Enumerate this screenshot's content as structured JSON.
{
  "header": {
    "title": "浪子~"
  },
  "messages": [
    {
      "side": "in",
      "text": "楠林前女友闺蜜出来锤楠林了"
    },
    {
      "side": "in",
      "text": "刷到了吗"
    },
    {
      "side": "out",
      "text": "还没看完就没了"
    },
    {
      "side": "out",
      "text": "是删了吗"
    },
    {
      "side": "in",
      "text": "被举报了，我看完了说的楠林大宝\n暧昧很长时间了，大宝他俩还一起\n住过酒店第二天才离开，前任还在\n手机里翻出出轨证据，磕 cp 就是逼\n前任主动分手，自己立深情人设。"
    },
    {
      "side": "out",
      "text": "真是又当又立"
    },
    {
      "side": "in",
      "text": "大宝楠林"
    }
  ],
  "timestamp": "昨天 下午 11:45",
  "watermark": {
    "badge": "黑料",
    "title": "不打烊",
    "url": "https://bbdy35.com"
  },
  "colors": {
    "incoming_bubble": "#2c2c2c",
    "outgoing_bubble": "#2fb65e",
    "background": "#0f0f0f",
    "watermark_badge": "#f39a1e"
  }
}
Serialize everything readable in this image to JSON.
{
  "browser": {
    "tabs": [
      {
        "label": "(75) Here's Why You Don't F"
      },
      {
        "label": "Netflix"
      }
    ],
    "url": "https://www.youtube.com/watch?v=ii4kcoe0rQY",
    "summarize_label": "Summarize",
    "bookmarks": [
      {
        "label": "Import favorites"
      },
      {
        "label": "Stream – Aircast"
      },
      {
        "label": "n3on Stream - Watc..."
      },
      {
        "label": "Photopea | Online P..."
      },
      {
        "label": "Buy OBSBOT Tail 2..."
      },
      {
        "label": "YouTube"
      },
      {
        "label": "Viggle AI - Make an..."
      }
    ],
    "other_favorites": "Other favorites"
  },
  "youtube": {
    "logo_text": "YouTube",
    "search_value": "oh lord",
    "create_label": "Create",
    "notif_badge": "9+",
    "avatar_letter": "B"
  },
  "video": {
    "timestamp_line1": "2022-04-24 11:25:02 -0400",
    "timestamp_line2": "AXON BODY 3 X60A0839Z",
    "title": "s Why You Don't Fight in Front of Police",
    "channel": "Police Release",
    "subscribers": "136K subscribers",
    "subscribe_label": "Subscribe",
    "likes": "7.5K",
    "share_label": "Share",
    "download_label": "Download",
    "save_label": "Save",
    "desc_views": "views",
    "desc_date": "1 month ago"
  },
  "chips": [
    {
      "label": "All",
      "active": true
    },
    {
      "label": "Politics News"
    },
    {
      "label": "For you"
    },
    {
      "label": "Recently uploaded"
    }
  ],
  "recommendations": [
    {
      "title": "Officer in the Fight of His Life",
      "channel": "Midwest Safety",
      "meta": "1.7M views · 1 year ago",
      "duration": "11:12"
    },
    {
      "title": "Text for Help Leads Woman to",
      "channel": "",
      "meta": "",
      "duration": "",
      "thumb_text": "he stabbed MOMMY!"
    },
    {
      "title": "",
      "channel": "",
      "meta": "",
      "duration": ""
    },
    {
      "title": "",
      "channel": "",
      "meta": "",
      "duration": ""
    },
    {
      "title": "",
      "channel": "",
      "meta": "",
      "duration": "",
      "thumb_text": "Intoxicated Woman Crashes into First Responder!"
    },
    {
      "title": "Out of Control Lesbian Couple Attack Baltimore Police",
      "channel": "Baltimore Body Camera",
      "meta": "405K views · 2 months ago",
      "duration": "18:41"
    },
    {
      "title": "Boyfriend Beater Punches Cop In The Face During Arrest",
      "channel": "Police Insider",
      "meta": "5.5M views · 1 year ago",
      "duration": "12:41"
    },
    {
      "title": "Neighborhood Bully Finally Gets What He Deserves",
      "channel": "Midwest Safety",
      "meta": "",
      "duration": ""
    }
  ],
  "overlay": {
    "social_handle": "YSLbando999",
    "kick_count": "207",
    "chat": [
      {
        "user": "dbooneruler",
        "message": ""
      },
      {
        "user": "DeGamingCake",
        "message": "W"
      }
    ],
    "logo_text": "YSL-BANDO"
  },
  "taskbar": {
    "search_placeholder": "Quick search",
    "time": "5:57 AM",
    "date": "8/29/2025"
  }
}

^^^^^^^^

What is expected: Copy out each line of the listing that holds "Police".

Solution:
    "title": "s Why You Don't Fight in Front of Police",
    "channel": "Police Release",
      "title": "Out of Control Lesbian Couple Attack Baltimore Police",
      "channel": "Police Insider",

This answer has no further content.